Task goal:
Using the data below, gather each line that includes the word "截止期间".

=== Dataset content ===

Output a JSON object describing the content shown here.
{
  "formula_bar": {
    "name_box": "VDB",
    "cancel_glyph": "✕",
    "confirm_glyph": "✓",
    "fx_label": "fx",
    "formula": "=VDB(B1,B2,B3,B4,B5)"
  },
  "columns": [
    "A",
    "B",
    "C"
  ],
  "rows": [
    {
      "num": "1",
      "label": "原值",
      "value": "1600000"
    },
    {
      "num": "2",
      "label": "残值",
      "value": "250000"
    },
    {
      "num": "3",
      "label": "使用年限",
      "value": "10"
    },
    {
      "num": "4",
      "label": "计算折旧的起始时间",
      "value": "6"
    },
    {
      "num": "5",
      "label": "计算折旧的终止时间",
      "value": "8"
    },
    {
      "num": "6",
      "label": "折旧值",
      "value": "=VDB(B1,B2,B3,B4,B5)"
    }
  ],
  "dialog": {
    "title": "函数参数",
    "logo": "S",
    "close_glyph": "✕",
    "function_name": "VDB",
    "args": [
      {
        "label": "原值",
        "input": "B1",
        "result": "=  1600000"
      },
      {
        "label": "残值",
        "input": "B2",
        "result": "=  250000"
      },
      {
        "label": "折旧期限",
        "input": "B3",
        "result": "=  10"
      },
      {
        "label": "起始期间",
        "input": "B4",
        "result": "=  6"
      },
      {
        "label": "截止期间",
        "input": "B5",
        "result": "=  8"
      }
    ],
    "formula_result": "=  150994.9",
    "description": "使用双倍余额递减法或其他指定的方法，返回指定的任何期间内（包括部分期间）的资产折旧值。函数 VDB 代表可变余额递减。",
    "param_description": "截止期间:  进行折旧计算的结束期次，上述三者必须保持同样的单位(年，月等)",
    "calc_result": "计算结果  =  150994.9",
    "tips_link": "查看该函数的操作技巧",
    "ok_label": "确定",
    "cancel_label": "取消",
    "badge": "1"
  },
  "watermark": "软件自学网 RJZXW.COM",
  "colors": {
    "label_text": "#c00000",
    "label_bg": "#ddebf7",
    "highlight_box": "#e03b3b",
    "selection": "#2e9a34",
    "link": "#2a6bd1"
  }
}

===

Output for this exercise:
        "label": "截止期间",
    "param_description": "截止期间:  进行折旧计算的结束期次，上述三者必须保持同样的单位(年，月等)",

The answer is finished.